(TASK DETAILS) In the listing below, locate the lines that hold the string "bottom". Copy those lines.

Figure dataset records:

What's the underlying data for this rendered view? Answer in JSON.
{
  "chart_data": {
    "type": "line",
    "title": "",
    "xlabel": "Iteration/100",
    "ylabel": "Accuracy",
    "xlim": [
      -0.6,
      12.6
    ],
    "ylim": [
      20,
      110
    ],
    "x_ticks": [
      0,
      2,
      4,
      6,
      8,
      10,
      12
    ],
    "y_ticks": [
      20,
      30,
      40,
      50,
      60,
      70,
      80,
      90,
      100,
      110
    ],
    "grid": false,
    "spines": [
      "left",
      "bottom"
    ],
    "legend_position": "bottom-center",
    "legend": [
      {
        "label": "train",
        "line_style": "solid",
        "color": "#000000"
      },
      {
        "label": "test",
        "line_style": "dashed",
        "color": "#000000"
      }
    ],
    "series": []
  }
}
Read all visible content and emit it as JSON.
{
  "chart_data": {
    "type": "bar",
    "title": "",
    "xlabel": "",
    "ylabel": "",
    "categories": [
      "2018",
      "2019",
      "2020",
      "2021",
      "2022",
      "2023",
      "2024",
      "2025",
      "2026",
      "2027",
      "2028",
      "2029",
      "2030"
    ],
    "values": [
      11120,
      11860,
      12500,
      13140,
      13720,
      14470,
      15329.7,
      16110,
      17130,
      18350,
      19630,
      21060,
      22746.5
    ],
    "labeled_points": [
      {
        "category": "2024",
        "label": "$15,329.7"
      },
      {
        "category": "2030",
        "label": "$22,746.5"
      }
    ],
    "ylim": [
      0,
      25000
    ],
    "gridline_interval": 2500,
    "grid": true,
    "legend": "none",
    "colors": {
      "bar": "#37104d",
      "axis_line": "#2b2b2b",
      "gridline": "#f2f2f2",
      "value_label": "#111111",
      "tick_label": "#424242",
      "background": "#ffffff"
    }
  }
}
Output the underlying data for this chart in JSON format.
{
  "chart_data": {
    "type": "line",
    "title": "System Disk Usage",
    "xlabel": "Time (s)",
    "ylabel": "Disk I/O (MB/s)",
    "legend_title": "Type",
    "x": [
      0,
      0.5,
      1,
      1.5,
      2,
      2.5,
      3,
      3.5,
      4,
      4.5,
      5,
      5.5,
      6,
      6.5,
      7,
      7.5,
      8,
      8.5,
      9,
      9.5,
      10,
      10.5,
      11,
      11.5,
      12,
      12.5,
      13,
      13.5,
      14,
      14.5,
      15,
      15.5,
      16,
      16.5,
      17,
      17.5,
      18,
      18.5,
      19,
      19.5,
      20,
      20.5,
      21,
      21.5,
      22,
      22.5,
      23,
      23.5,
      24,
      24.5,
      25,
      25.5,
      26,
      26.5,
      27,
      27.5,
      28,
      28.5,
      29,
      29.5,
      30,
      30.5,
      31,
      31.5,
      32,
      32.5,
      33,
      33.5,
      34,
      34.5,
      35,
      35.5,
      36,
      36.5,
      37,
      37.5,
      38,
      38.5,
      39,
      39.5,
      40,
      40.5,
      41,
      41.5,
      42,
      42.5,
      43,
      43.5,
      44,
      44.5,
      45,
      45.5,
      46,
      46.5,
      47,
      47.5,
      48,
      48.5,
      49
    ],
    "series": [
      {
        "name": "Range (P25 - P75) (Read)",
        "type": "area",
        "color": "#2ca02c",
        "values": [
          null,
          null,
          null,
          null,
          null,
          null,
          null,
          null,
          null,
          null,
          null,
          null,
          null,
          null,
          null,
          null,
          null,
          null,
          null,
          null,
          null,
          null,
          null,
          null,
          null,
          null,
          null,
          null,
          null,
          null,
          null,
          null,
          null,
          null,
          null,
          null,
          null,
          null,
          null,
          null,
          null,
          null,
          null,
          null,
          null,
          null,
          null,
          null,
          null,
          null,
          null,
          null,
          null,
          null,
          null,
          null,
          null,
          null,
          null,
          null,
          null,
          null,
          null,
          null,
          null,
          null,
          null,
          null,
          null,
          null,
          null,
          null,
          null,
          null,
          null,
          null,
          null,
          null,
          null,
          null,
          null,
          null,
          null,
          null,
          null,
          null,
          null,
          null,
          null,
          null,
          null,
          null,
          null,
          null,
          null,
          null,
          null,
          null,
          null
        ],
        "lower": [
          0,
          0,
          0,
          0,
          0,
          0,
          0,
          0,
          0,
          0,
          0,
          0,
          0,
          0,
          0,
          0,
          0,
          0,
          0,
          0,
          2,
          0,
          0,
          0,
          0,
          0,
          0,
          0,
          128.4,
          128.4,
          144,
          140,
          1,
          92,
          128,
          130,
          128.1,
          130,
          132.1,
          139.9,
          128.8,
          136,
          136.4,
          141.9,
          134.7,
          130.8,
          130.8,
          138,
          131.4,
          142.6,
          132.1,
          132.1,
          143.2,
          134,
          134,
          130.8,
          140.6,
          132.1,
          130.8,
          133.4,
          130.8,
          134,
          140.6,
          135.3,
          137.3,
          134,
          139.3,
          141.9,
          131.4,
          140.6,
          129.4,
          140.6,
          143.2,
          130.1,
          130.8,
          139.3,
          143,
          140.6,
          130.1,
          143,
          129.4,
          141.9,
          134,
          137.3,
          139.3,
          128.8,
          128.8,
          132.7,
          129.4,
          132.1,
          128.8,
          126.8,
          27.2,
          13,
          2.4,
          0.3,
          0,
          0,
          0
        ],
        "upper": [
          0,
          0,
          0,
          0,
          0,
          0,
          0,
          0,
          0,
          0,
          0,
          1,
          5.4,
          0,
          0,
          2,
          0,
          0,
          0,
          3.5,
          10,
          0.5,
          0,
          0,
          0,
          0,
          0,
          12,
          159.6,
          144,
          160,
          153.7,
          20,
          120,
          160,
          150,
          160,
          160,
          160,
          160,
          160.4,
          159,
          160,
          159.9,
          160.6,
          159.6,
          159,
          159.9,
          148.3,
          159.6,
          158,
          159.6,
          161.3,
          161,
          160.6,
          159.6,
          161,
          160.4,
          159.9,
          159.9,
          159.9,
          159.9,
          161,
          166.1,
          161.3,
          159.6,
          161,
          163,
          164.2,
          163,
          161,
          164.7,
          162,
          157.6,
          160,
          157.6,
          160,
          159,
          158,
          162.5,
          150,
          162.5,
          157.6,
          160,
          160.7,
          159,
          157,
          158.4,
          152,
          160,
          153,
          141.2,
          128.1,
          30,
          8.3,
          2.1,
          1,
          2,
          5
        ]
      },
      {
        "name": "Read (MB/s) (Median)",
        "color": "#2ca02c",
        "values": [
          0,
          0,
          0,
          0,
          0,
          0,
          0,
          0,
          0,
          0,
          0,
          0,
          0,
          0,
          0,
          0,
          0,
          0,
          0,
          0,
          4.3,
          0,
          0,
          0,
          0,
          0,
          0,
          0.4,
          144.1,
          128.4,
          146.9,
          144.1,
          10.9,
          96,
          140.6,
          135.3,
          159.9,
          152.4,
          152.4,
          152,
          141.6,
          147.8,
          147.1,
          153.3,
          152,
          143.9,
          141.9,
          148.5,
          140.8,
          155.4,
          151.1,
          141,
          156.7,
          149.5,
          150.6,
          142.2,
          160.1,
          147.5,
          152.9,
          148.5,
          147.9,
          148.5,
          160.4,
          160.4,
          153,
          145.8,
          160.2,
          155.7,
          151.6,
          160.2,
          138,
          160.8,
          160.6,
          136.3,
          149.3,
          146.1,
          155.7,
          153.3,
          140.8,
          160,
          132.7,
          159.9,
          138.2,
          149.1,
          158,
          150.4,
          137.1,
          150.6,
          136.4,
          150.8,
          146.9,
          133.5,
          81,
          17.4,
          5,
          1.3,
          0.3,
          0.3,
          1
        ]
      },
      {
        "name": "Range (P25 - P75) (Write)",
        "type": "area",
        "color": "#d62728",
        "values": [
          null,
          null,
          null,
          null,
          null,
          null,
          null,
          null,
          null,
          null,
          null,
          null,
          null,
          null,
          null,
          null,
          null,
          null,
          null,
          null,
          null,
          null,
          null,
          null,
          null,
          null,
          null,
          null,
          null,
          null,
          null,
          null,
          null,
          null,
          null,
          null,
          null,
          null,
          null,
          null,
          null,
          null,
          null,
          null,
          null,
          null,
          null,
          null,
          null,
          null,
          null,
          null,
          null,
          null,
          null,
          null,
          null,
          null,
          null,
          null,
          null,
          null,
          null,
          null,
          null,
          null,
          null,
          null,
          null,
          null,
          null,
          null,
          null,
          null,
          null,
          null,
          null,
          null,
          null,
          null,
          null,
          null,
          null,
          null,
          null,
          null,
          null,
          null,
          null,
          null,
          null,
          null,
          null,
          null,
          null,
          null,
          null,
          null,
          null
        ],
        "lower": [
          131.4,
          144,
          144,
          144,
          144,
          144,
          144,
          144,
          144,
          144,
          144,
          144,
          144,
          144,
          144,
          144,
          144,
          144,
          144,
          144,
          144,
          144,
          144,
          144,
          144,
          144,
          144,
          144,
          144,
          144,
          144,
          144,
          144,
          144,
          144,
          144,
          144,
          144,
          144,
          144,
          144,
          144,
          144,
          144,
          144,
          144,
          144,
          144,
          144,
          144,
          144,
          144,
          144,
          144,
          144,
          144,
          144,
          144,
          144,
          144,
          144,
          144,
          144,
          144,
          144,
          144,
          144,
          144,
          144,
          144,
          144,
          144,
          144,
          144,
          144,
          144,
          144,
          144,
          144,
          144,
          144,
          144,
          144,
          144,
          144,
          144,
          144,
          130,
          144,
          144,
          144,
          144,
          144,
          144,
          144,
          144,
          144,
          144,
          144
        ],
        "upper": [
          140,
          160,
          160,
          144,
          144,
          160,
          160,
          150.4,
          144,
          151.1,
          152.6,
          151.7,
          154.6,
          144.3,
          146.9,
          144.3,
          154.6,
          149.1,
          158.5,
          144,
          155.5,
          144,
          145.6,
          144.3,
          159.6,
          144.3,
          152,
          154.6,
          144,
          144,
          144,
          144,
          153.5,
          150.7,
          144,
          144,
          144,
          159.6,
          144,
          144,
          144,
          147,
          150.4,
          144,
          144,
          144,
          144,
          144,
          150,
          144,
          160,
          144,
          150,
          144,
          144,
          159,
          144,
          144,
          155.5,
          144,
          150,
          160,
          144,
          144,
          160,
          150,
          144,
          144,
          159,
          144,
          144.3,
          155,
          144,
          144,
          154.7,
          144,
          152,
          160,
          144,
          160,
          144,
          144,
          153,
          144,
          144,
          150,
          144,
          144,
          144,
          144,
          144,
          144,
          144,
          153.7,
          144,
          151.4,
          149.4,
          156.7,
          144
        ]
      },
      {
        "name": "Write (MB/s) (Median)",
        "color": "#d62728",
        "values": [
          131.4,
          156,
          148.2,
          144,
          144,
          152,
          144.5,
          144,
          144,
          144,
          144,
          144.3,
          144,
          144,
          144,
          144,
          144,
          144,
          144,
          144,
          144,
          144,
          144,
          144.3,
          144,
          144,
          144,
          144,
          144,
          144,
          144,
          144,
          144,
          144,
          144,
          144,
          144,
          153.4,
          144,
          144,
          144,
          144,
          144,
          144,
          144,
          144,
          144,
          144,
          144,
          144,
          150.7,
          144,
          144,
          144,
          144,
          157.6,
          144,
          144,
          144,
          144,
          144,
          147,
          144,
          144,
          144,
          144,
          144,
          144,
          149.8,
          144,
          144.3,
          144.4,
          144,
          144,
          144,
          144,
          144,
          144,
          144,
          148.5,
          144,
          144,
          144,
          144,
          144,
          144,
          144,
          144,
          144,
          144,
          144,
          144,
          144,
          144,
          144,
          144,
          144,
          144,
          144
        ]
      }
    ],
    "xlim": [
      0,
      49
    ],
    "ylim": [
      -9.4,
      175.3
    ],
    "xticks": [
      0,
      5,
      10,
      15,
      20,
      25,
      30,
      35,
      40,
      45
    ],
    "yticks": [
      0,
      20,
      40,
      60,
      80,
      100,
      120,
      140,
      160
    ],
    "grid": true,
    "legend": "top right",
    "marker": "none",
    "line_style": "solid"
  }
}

(TASK OUTPUT)
      "bottom"
    "legend_position": "bottom-center",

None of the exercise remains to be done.